■ **Requirement**: Reproduce all lines of the listing below in which the word "menudo" occurs.

■ **Record excerpts**:

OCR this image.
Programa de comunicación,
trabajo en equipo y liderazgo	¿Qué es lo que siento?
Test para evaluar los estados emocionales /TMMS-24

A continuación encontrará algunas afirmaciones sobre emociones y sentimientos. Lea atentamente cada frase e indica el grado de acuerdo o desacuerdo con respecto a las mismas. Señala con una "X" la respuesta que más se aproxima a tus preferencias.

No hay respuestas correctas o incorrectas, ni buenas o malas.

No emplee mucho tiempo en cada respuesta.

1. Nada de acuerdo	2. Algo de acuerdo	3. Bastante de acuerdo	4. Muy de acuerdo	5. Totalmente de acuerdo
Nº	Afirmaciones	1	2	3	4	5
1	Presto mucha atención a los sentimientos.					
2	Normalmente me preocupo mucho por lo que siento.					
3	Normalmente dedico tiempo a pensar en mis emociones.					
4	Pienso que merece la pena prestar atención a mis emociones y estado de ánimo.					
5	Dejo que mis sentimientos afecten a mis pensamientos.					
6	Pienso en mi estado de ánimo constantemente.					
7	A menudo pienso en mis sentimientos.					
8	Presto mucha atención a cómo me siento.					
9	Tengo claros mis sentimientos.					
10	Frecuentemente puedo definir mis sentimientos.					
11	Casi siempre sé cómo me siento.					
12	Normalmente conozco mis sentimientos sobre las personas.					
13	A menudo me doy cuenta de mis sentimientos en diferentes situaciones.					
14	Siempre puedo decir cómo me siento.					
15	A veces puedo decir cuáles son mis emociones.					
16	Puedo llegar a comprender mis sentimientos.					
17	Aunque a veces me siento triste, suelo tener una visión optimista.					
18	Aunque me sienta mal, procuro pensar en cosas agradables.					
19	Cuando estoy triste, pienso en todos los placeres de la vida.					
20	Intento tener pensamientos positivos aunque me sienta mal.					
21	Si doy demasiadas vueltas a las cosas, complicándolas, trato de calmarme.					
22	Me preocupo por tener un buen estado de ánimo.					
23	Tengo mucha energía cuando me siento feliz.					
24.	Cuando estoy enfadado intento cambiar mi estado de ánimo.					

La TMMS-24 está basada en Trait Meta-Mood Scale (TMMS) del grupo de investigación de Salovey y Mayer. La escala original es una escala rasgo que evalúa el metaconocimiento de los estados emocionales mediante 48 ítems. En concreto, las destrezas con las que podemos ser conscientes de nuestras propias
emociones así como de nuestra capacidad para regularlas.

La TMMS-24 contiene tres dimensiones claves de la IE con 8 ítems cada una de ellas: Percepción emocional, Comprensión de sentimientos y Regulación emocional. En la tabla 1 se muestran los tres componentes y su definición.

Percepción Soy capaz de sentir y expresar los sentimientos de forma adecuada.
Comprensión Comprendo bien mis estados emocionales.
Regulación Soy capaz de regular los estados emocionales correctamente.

■ **The answer**:
7	A menudo pienso en mis sentimientos.					
13	A menudo me doy cuenta de mis sentimientos en diferentes situaciones.					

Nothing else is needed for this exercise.